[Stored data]
+--

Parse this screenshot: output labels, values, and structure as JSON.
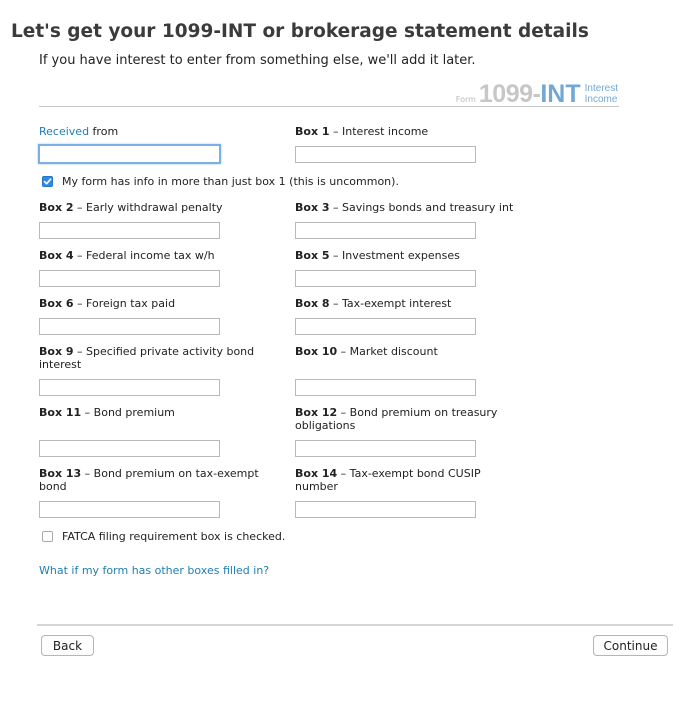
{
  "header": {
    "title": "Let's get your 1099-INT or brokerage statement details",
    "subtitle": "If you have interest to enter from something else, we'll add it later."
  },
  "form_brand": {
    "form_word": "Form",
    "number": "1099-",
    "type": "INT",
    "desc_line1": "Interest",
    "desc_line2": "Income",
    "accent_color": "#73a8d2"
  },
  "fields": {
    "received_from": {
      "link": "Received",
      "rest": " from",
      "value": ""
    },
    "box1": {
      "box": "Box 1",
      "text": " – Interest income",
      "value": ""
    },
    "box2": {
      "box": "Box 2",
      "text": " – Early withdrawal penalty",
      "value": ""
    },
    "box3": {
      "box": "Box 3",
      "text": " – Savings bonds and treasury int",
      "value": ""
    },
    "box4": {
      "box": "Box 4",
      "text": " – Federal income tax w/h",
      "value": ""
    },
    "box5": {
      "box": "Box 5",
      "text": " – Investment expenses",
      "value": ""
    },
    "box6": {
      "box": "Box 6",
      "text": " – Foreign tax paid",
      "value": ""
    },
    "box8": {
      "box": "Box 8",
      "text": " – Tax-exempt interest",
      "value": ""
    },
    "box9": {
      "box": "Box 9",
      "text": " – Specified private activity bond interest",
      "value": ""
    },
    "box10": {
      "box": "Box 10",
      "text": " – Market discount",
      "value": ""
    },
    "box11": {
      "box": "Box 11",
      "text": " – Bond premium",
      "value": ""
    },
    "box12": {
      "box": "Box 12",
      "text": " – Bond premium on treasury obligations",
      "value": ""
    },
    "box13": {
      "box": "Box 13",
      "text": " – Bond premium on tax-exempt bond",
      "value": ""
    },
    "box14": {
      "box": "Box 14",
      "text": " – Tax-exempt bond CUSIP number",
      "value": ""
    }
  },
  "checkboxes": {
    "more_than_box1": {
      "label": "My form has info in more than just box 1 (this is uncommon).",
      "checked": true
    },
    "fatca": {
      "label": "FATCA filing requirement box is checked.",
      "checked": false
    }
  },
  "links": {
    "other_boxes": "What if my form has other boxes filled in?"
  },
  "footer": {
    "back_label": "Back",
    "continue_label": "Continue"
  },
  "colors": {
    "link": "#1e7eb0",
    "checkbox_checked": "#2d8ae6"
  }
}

+--

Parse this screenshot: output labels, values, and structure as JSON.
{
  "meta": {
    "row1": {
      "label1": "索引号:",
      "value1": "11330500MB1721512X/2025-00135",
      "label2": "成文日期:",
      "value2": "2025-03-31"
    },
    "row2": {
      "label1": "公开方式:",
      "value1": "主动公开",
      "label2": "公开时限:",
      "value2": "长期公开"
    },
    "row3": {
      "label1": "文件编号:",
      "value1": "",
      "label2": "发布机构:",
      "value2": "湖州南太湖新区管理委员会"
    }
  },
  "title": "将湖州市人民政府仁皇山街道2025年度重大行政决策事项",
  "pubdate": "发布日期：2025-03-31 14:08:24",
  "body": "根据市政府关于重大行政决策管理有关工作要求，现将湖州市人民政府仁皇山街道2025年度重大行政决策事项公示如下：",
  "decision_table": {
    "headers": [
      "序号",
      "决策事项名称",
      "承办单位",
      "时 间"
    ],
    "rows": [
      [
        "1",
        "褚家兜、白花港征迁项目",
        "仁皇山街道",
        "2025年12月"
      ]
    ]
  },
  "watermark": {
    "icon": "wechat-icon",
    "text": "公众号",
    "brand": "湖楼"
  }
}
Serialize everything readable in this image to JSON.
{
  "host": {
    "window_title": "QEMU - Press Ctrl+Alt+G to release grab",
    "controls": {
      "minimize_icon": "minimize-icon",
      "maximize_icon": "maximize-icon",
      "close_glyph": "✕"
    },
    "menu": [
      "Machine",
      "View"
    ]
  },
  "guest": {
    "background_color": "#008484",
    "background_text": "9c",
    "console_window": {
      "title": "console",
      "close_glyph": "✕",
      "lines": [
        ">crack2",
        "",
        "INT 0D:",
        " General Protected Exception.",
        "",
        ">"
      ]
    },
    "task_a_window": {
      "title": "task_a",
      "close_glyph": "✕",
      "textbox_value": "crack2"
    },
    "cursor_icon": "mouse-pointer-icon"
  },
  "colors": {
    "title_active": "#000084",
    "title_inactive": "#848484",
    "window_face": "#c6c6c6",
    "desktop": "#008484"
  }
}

+--

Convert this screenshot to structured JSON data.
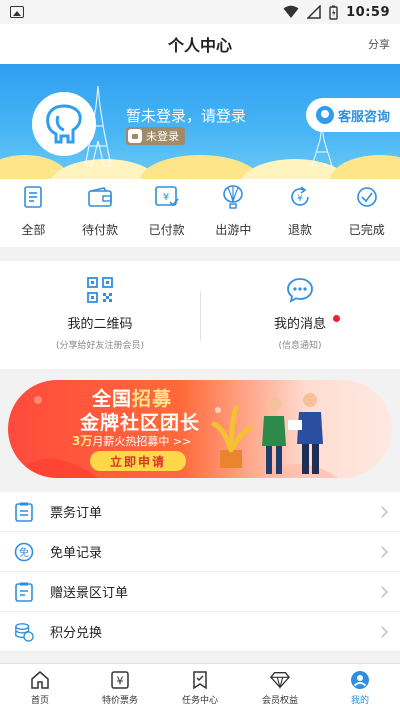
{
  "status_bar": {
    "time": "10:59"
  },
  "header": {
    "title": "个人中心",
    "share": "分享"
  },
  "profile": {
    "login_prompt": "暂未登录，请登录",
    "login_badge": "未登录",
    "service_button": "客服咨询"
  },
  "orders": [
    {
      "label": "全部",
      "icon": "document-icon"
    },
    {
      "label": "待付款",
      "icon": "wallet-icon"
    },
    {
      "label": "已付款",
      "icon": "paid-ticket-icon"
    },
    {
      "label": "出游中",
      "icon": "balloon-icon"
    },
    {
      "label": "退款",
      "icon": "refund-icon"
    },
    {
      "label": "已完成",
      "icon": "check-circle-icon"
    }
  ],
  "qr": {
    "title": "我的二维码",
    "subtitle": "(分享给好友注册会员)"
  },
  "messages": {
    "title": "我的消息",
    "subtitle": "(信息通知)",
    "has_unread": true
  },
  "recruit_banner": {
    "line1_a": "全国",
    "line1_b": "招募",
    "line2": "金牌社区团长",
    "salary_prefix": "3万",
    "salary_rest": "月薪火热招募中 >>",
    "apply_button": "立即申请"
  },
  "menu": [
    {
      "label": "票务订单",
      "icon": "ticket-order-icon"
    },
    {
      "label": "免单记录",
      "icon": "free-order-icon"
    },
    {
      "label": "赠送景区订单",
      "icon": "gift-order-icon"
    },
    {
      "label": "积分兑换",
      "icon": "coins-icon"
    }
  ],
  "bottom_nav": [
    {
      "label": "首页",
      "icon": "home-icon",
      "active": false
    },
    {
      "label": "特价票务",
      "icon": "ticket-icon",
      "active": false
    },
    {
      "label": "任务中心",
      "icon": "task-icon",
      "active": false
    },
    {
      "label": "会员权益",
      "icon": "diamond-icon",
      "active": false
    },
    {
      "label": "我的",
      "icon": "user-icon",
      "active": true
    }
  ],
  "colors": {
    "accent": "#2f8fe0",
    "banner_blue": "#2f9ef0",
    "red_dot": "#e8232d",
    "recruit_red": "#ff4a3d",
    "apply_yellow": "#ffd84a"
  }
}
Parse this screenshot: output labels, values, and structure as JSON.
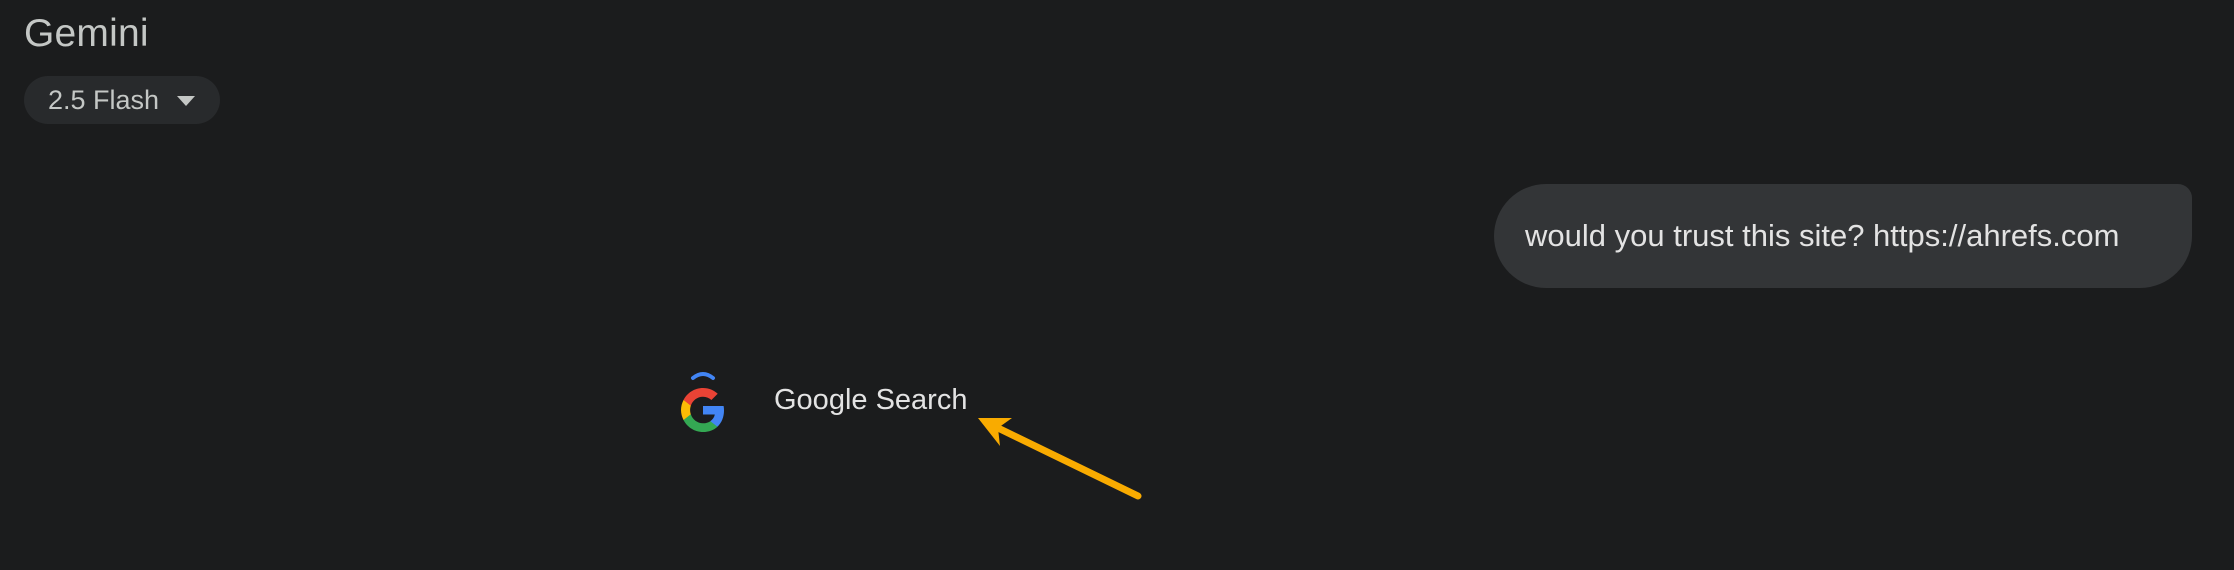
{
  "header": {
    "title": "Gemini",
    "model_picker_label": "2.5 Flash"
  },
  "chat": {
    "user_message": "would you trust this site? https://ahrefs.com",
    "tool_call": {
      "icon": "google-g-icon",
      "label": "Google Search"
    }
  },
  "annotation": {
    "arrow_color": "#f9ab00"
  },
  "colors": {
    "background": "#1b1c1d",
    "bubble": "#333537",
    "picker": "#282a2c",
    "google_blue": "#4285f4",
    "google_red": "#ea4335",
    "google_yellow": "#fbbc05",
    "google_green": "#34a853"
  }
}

+--

In the records above, find the lines containing "number" and copy them.

Complete answer —
    "number": "1099-",
      "text": " – Tax-exempt bond CUSIP number",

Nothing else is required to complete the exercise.